* WHAT TO WORK ON
Copy out all lines that carry the word "this".

— START —

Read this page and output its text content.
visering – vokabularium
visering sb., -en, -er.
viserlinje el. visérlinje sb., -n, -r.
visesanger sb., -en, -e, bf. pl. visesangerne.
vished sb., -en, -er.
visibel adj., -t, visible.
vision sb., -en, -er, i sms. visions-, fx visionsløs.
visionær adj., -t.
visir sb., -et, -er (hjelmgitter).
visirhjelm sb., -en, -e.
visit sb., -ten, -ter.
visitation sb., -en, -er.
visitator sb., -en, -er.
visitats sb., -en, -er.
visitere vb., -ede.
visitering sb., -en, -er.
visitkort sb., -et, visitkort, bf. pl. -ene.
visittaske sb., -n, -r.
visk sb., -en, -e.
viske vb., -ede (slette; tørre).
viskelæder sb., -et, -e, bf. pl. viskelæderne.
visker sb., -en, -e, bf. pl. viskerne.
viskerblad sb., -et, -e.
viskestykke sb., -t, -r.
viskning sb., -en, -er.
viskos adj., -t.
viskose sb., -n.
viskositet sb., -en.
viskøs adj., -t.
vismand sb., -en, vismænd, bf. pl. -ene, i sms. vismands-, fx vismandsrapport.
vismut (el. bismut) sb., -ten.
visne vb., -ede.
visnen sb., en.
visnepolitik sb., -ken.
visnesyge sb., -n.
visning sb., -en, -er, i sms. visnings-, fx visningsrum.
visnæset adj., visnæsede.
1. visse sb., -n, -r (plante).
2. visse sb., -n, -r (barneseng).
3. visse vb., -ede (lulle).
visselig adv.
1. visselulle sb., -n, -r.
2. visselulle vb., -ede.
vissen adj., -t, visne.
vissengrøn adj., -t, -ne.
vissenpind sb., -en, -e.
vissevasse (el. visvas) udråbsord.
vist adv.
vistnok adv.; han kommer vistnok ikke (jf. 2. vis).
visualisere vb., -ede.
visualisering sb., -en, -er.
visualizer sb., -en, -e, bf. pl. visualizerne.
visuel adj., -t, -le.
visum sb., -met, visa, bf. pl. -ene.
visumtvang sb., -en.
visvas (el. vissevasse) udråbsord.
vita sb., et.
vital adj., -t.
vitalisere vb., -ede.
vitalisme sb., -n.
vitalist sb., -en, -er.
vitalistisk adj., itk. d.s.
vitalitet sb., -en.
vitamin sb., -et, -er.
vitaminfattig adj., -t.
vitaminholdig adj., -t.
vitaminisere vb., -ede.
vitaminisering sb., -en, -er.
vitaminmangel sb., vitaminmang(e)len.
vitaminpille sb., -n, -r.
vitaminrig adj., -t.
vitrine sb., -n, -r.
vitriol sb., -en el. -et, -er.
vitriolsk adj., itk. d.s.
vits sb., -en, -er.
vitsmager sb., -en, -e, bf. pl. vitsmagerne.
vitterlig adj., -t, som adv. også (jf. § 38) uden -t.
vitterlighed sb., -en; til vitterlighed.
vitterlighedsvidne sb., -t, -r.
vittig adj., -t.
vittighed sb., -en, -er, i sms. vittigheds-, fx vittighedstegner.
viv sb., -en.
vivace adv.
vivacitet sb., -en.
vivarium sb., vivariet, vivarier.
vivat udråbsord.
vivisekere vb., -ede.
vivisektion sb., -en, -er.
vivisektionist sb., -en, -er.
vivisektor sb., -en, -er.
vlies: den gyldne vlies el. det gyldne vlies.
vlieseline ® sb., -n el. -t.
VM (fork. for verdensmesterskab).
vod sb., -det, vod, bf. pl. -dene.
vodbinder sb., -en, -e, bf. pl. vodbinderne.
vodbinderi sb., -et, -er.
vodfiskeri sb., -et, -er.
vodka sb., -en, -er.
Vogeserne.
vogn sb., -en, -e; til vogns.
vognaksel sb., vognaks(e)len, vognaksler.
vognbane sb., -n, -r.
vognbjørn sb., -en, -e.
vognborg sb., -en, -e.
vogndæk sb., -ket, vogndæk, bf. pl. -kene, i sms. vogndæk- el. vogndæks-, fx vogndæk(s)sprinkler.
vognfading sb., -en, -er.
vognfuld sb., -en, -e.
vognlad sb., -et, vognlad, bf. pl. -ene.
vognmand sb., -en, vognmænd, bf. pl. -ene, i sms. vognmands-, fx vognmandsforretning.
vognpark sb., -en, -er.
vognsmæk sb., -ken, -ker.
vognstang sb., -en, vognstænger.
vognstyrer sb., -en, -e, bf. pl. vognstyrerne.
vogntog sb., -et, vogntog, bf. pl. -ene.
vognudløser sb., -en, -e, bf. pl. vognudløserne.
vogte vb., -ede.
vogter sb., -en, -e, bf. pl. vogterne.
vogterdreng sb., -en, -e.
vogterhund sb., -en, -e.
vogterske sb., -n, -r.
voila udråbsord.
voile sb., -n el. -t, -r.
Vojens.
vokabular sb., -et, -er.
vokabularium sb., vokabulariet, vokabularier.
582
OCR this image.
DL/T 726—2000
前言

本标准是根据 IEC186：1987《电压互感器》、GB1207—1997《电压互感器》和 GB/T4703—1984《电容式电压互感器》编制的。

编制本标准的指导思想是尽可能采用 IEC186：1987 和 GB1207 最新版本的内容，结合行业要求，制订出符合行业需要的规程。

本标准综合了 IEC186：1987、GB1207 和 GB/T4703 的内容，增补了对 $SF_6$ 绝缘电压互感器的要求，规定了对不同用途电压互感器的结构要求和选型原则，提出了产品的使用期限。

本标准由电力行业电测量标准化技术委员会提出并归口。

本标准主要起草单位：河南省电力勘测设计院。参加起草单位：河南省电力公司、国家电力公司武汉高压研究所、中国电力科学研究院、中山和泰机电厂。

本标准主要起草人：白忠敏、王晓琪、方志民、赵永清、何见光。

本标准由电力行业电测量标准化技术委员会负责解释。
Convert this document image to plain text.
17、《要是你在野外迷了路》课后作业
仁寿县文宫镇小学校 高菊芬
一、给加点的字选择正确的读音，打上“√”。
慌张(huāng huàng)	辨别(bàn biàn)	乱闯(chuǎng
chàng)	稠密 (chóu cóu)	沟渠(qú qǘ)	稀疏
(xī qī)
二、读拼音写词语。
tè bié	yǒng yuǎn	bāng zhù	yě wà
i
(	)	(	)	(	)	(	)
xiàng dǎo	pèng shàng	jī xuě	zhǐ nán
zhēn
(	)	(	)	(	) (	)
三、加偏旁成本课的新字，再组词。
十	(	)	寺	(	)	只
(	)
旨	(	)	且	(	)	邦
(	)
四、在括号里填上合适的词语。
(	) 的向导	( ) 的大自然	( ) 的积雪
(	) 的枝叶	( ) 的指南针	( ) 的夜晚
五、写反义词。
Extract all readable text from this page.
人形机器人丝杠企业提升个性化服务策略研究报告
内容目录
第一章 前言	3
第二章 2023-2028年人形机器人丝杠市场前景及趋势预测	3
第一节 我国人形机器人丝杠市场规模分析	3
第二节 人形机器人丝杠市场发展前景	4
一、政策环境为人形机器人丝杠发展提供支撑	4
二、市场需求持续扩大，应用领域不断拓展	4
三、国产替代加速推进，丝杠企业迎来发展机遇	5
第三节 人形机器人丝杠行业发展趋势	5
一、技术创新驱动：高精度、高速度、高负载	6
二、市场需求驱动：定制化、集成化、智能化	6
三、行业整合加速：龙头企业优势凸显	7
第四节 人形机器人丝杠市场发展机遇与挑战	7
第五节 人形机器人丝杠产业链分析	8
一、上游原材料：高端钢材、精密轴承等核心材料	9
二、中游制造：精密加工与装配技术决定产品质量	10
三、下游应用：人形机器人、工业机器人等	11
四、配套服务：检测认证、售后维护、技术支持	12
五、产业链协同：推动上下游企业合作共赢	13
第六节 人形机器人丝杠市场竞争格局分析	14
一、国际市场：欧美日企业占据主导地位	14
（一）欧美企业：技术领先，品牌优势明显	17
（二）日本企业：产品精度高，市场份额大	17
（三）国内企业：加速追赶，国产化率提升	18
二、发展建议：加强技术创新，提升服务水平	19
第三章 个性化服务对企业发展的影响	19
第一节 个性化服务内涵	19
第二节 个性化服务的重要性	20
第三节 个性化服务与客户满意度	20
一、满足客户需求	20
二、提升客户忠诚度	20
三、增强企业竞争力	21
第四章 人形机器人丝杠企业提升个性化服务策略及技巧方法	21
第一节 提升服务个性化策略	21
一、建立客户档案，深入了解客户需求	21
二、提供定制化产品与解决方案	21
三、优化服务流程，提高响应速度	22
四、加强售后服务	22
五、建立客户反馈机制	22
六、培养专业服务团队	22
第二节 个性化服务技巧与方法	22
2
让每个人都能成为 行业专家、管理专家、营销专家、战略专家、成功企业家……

— END —

* RIGHT ANSWER
Read this page and output its text content.
OCR this image.
Convert this document image to plain text.
Extract all readable text from this page.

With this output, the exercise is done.